Work to complete:
Reproduce all the entries exactly.

Data records:
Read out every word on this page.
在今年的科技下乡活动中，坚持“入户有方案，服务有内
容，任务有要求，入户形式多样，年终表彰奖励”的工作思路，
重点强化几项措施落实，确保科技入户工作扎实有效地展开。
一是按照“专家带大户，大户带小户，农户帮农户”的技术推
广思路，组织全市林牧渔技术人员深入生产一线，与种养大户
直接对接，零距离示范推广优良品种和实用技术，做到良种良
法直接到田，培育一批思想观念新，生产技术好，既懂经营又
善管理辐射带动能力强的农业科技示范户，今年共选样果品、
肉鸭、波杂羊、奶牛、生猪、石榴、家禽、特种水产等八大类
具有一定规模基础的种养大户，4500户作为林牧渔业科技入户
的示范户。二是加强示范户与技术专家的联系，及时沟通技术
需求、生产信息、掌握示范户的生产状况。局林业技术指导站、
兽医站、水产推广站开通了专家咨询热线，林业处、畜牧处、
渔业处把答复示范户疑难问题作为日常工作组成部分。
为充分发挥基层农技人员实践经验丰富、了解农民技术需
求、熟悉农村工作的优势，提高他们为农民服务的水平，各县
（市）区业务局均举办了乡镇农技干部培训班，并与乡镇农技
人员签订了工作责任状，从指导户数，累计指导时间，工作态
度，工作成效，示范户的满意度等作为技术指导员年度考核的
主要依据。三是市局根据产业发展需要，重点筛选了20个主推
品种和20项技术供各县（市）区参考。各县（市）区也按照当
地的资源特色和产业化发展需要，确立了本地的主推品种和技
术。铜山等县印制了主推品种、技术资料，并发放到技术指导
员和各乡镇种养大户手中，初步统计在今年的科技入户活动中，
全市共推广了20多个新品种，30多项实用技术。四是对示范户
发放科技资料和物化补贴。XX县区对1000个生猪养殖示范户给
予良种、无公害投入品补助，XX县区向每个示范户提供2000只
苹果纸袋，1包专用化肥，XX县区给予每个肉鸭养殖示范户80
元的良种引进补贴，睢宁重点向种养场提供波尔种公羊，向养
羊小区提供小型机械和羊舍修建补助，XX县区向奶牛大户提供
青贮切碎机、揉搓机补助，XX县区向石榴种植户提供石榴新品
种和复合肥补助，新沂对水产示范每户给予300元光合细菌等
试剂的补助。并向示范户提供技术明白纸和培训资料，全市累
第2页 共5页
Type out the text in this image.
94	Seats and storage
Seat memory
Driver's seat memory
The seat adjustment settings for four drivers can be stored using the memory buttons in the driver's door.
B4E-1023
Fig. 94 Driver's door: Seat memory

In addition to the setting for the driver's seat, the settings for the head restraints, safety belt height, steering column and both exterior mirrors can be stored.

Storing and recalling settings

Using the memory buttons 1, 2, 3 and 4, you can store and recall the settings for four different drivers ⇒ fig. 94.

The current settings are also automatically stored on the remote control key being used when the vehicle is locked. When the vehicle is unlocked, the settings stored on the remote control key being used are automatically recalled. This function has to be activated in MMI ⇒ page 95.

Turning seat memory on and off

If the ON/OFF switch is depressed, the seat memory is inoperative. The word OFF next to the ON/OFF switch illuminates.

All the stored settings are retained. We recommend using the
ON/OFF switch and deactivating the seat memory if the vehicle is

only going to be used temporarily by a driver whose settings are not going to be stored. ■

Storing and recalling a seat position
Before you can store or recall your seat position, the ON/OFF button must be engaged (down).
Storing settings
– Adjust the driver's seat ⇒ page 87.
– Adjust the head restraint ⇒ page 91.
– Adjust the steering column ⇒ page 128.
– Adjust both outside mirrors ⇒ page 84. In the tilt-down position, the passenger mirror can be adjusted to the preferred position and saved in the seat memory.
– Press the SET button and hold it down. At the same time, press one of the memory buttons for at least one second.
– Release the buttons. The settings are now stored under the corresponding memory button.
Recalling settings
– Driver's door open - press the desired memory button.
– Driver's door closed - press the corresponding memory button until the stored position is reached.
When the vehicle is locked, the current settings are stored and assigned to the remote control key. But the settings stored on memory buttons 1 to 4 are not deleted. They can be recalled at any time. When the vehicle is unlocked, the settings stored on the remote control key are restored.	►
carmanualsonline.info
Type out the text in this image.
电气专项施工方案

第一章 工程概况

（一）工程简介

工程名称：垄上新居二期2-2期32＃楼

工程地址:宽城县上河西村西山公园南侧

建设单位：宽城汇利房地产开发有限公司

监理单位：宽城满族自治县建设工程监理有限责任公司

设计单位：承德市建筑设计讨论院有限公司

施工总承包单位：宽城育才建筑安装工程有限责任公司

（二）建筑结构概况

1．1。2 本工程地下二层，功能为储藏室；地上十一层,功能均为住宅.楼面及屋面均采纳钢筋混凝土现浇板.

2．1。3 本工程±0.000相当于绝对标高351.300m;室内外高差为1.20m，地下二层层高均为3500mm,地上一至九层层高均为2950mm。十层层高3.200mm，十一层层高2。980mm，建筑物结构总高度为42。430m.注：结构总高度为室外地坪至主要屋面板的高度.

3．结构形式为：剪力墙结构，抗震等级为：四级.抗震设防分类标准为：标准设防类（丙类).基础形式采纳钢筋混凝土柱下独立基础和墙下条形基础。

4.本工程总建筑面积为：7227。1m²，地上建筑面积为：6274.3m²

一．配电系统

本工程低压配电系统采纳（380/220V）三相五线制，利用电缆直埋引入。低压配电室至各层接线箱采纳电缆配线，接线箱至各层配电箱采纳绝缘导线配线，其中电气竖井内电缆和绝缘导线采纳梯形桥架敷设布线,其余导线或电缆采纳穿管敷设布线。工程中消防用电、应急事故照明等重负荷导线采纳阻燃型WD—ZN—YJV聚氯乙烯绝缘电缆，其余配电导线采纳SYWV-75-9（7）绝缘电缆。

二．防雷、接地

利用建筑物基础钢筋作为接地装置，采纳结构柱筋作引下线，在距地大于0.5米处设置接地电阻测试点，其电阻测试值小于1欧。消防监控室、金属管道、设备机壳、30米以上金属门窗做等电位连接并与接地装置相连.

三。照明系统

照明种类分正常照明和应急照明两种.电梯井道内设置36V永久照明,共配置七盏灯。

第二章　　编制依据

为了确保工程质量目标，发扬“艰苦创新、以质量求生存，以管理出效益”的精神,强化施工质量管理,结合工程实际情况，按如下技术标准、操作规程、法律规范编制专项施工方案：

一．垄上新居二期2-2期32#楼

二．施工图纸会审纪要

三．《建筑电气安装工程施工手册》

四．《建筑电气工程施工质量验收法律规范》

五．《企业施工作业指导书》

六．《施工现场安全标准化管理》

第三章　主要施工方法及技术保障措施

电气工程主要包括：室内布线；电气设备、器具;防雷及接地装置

Response for this exercise:
Read out every word on this page.
在今年的科技下乡活动中，坚持“入户有方案，服务有内
容，任务有要求，入户形式多样，年终表彰奖励”的工作思路，
重点强化几项措施落实，确保科技入户工作扎实有效地展开。
一是按照“专家带大户，大户带小户，农户帮农户”的技术推
广思路，组织全市林牧渔技术人员深入生产一线，与种养大户
直接对接，零距离示范推广优良品种和实用技术，做到良种良
法直接到田，培育一批思想观念新，生产技术好，既懂经营又
善管理辐射带动能力强的农业科技示范户，今年共选样果品、
肉鸭、波杂羊、奶牛、生猪、石榴、家禽、特种水产等八大类
具有一定规模基础的种养大户，4500户作为林牧渔业科技入户
的示范户。二是加强示范户与技术专家的联系，及时沟通技术
需求、生产信息、掌握示范户的生产状况。局林业技术指导站、
兽医站、水产推广站开通了专家咨询热线，林业处、畜牧处、
渔业处把答复示范户疑难问题作为日常工作组成部分。
为充分发挥基层农技人员实践经验丰富、了解农民技术需
求、熟悉农村工作的优势，提高他们为农民服务的水平，各县
（市）区业务局均举办了乡镇农技干部培训班，并与乡镇农技
人员签订了工作责任状，从指导户数，累计指导时间，工作态
度，工作成效，示范户的满意度等作为技术指导员年度考核的
主要依据。三是市局根据产业发展需要，重点筛选了20个主推
品种和20项技术供各县（市）区参考。各县（市）区也按照当
地的资源特色和产业化发展需要，确立了本地的主推品种和技
术。铜山等县印制了主推品种、技术资料，并发放到技术指导
员和各乡镇种养大户手中，初步统计在今年的科技入户活动中，
全市共推广了20多个新品种，30多项实用技术。四是对示范户
发放科技资料和物化补贴。XX县区对1000个生猪养殖示范户给
予良种、无公害投入品补助，XX县区向每个示范户提供2000只
苹果纸袋，1包专用化肥，XX县区给予每个肉鸭养殖示范户80
元的良种引进补贴，睢宁重点向种养场提供波尔种公羊，向养
羊小区提供小型机械和羊舍修建补助，XX县区向奶牛大户提供
青贮切碎机、揉搓机补助，XX县区向石榴种植户提供石榴新品
种和复合肥补助，新沂对水产示范每户给予300元光合细菌等
试剂的补助。并向示范户提供技术明白纸和培训资料，全市累
第2页 共5页
Type out the text in this image.
94	Seats and storage
Seat memory
Driver's seat memory
The seat adjustment settings for four drivers can be stored using the memory buttons in the driver's door.
B4E-1023
Fig. 94 Driver's door: Seat memory

In addition to the setting for the driver's seat, the settings for the head restraints, safety belt height, steering column and both exterior mirrors can be stored.

Storing and recalling settings

Using the memory buttons 1, 2, 3 and 4, you can store and recall the settings for four different drivers ⇒ fig. 94.

The current settings are also automatically stored on the remote control key being used when the vehicle is locked. When the vehicle is unlocked, the settings stored on the remote control key being used are automatically recalled. This function has to be activated in MMI ⇒ page 95.

Turning seat memory on and off

If the ON/OFF switch is depressed, the seat memory is inoperative. The word OFF next to the ON/OFF switch illuminates.

All the stored settings are retained. We recommend using the
ON/OFF switch and deactivating the seat memory if the vehicle is

only going to be used temporarily by a driver whose settings are not going to be stored. ■

Storing and recalling a seat position
Before you can store or recall your seat position, the ON/OFF button must be engaged (down).
Storing settings
– Adjust the driver's seat ⇒ page 87.
– Adjust the head restraint ⇒ page 91.
– Adjust the steering column ⇒ page 128.
– Adjust both outside mirrors ⇒ page 84. In the tilt-down position, the passenger mirror can be adjusted to the preferred position and saved in the seat memory.
– Press the SET button and hold it down. At the same time, press one of the memory buttons for at least one second.
– Release the buttons. The settings are now stored under the corresponding memory button.
Recalling settings
– Driver's door open - press the desired memory button.
– Driver's door closed - press the corresponding memory button until the stored position is reached.
When the vehicle is locked, the current settings are stored and assigned to the remote control key. But the settings stored on memory buttons 1 to 4 are not deleted. They can be recalled at any time. When the vehicle is unlocked, the settings stored on the remote control key are restored.	►
carmanualsonline.info
Type out the text in this image.
电气专项施工方案

第一章 工程概况

（一）工程简介

工程名称：垄上新居二期2-2期32＃楼

工程地址:宽城县上河西村西山公园南侧

建设单位：宽城汇利房地产开发有限公司

监理单位：宽城满族自治县建设工程监理有限责任公司

设计单位：承德市建筑设计讨论院有限公司

施工总承包单位：宽城育才建筑安装工程有限责任公司

（二）建筑结构概况

1．1。2 本工程地下二层，功能为储藏室；地上十一层,功能均为住宅.楼面及屋面均采纳钢筋混凝土现浇板.

2．1。3 本工程±0.000相当于绝对标高351.300m;室内外高差为1.20m，地下二层层高均为3500mm,地上一至九层层高均为2950mm。十层层高3.200mm，十一层层高2。980mm，建筑物结构总高度为42。430m.注：结构总高度为室外地坪至主要屋面板的高度.

3．结构形式为：剪力墙结构，抗震等级为：四级.抗震设防分类标准为：标准设防类（丙类).基础形式采纳钢筋混凝土柱下独立基础和墙下条形基础。

4.本工程总建筑面积为：7227。1m²，地上建筑面积为：6274.3m²

一．配电系统

本工程低压配电系统采纳（380/220V）三相五线制，利用电缆直埋引入。低压配电室至各层接线箱采纳电缆配线，接线箱至各层配电箱采纳绝缘导线配线，其中电气竖井内电缆和绝缘导线采纳梯形桥架敷设布线,其余导线或电缆采纳穿管敷设布线。工程中消防用电、应急事故照明等重负荷导线采纳阻燃型WD—ZN—YJV聚氯乙烯绝缘电缆，其余配电导线采纳SYWV-75-9（7）绝缘电缆。

二．防雷、接地

利用建筑物基础钢筋作为接地装置，采纳结构柱筋作引下线，在距地大于0.5米处设置接地电阻测试点，其电阻测试值小于1欧。消防监控室、金属管道、设备机壳、30米以上金属门窗做等电位连接并与接地装置相连.

三。照明系统

照明种类分正常照明和应急照明两种.电梯井道内设置36V永久照明,共配置七盏灯。

第二章　　编制依据

为了确保工程质量目标，发扬“艰苦创新、以质量求生存，以管理出效益”的精神,强化施工质量管理,结合工程实际情况，按如下技术标准、操作规程、法律规范编制专项施工方案：

一．垄上新居二期2-2期32#楼

二．施工图纸会审纪要

三．《建筑电气安装工程施工手册》

四．《建筑电气工程施工质量验收法律规范》

五．《企业施工作业指导书》

六．《施工现场安全标准化管理》

第三章　主要施工方法及技术保障措施

电气工程主要包括：室内布线；电气设备、器具;防雷及接地装置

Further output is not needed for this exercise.